- _Set task_:
Gather from the material every line that contains the string "Leitura".

- _Available data_:
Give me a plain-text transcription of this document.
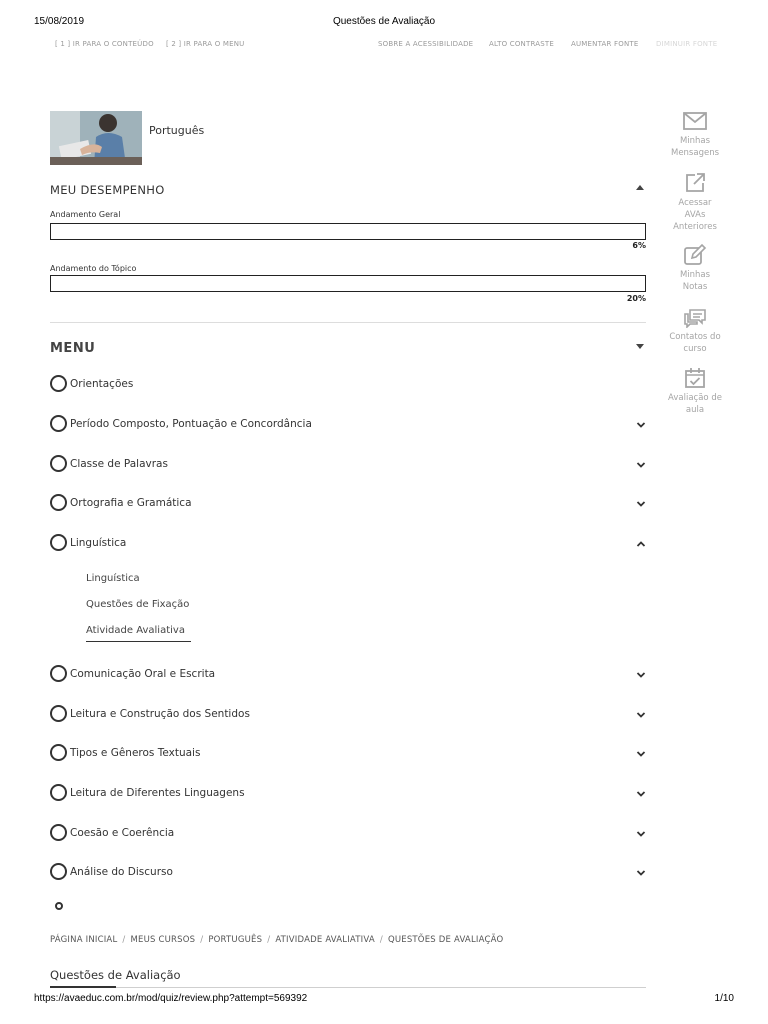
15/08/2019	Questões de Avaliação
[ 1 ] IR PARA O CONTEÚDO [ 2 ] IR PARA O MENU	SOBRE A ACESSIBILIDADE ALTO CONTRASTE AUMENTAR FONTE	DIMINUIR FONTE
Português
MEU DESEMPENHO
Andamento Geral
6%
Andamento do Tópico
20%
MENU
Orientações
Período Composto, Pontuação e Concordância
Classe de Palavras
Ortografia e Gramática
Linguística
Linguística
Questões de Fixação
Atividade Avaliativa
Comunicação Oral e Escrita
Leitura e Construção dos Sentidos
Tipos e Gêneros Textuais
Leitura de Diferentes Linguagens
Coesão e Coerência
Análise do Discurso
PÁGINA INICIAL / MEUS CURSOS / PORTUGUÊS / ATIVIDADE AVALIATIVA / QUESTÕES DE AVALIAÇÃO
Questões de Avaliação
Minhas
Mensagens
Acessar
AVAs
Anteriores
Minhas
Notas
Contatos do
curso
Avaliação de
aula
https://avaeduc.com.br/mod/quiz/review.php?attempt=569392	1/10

* * *

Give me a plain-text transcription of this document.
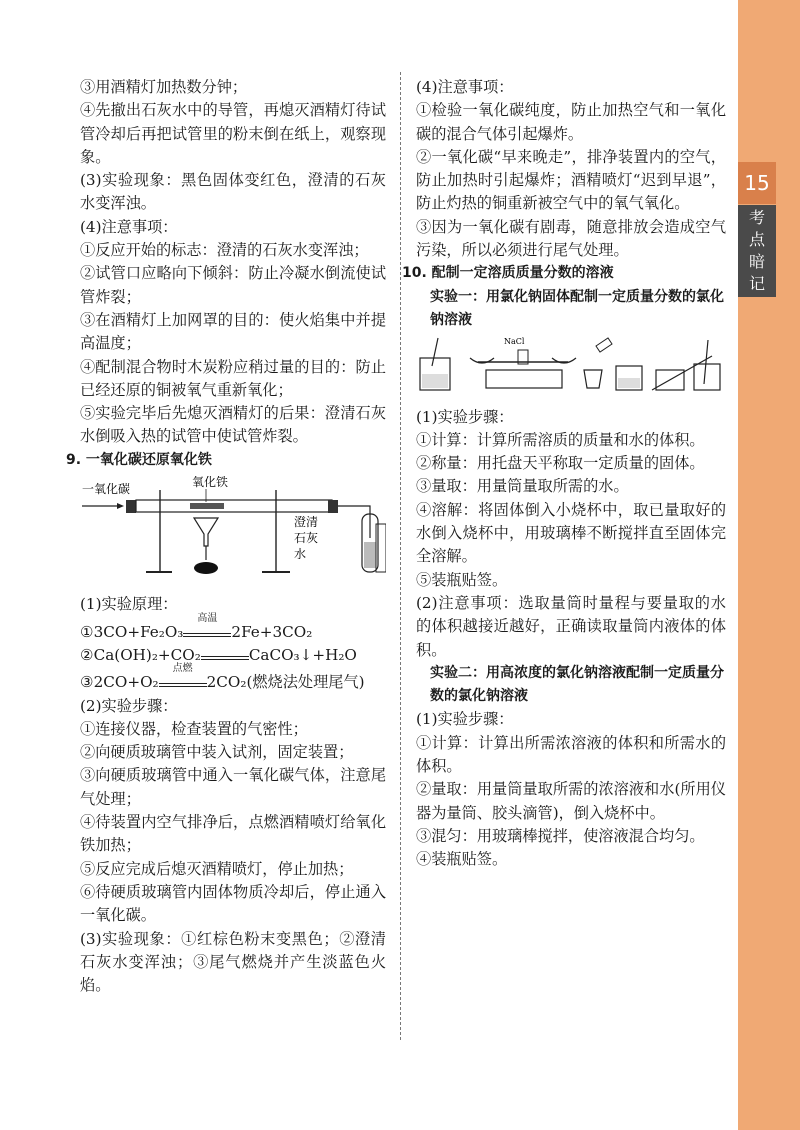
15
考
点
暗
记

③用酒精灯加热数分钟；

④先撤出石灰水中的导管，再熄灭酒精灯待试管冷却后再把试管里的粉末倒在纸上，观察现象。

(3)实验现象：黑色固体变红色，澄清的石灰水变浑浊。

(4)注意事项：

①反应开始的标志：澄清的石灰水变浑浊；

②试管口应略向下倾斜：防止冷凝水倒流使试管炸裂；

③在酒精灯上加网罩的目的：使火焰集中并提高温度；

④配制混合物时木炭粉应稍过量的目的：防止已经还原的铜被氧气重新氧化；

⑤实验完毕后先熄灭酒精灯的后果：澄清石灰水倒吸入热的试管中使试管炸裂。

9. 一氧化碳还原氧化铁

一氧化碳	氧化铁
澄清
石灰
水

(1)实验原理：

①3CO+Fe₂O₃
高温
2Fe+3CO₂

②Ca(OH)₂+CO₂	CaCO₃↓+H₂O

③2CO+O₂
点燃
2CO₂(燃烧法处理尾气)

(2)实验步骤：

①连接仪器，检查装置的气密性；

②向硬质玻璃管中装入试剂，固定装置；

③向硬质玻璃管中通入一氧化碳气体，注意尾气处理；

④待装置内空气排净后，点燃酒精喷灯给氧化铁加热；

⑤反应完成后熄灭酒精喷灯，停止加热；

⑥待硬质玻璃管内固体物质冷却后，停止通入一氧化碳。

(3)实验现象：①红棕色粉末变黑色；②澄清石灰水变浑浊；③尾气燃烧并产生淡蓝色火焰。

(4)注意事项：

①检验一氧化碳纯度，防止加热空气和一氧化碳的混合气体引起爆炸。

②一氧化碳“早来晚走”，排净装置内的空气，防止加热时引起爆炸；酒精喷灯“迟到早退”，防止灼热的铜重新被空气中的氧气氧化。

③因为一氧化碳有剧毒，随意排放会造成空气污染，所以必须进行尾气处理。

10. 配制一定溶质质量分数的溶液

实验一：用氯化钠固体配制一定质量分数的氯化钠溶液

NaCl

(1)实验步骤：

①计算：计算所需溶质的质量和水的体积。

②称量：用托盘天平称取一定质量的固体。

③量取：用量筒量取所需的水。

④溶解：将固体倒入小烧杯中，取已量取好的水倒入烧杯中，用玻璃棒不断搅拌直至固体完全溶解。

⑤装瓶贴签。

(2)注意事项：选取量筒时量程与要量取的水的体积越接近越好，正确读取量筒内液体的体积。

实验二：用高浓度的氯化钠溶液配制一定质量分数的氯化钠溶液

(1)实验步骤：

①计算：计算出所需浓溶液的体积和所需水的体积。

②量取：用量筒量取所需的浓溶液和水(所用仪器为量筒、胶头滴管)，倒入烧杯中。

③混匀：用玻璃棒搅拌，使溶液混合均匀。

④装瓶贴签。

- _Exercise answer_:
Leitura e Construção dos Sentidos
Leitura de Diferentes Linguagens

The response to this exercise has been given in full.